** Written request **
For the listing below, give the count of lines containing "relative", and no other text.

◇ ◇ ◇ ◇

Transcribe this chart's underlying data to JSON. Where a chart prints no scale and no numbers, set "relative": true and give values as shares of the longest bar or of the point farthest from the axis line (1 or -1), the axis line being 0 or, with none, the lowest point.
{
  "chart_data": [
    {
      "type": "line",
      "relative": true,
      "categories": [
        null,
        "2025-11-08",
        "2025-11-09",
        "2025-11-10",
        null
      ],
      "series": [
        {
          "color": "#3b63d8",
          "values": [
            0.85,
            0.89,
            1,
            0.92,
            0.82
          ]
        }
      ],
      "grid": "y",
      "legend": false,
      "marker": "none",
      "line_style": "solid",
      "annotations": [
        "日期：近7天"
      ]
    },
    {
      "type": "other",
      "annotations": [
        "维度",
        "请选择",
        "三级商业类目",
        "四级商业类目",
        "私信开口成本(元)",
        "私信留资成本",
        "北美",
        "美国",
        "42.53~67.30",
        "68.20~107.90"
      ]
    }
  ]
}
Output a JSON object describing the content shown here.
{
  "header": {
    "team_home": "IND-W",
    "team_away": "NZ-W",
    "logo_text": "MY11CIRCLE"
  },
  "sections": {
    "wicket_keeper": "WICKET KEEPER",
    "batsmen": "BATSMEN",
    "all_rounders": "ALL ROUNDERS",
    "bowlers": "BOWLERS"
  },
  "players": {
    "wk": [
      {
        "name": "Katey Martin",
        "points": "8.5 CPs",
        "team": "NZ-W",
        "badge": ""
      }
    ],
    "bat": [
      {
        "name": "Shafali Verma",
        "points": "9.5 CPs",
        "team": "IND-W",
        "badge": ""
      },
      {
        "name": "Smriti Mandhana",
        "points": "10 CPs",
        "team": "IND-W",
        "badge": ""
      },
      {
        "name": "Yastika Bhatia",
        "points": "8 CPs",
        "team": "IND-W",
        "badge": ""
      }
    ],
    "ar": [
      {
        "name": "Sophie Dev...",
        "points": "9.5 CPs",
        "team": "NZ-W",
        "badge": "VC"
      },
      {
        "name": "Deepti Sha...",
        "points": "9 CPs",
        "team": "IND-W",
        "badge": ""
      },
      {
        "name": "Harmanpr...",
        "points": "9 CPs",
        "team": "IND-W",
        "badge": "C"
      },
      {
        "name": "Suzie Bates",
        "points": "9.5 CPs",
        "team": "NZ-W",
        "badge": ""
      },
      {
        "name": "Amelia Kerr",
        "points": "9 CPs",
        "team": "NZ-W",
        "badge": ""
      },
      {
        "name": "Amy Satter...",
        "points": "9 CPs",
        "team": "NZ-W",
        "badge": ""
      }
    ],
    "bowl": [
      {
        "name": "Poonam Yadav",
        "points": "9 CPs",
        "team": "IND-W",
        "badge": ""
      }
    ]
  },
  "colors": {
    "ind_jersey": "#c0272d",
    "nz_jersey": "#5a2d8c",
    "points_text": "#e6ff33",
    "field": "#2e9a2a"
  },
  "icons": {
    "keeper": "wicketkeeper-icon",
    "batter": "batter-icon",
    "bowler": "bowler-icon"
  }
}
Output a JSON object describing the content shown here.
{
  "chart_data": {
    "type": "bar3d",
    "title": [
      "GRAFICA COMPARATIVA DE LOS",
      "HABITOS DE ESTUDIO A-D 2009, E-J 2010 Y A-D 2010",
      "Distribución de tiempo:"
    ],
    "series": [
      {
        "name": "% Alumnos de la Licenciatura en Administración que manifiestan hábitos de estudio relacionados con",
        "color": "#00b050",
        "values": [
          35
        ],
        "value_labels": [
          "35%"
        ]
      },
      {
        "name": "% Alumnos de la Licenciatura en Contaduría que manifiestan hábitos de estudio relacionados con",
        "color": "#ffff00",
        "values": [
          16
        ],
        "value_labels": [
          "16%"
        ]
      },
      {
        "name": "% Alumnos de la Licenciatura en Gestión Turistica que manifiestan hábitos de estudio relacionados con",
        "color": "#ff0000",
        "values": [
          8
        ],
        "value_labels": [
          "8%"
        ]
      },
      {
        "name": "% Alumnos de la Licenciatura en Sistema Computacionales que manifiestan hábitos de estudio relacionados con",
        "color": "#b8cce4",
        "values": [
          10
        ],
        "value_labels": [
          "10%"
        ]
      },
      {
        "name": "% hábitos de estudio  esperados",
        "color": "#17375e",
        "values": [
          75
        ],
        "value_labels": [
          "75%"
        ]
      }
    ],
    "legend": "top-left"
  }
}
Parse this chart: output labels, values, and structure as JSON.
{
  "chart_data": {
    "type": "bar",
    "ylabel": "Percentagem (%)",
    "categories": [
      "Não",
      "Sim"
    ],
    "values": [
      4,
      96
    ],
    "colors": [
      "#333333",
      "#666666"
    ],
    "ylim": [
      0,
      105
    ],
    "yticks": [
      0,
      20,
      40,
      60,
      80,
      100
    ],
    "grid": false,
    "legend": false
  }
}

◇ ◇ ◇ ◇

** Result for this exercise **
2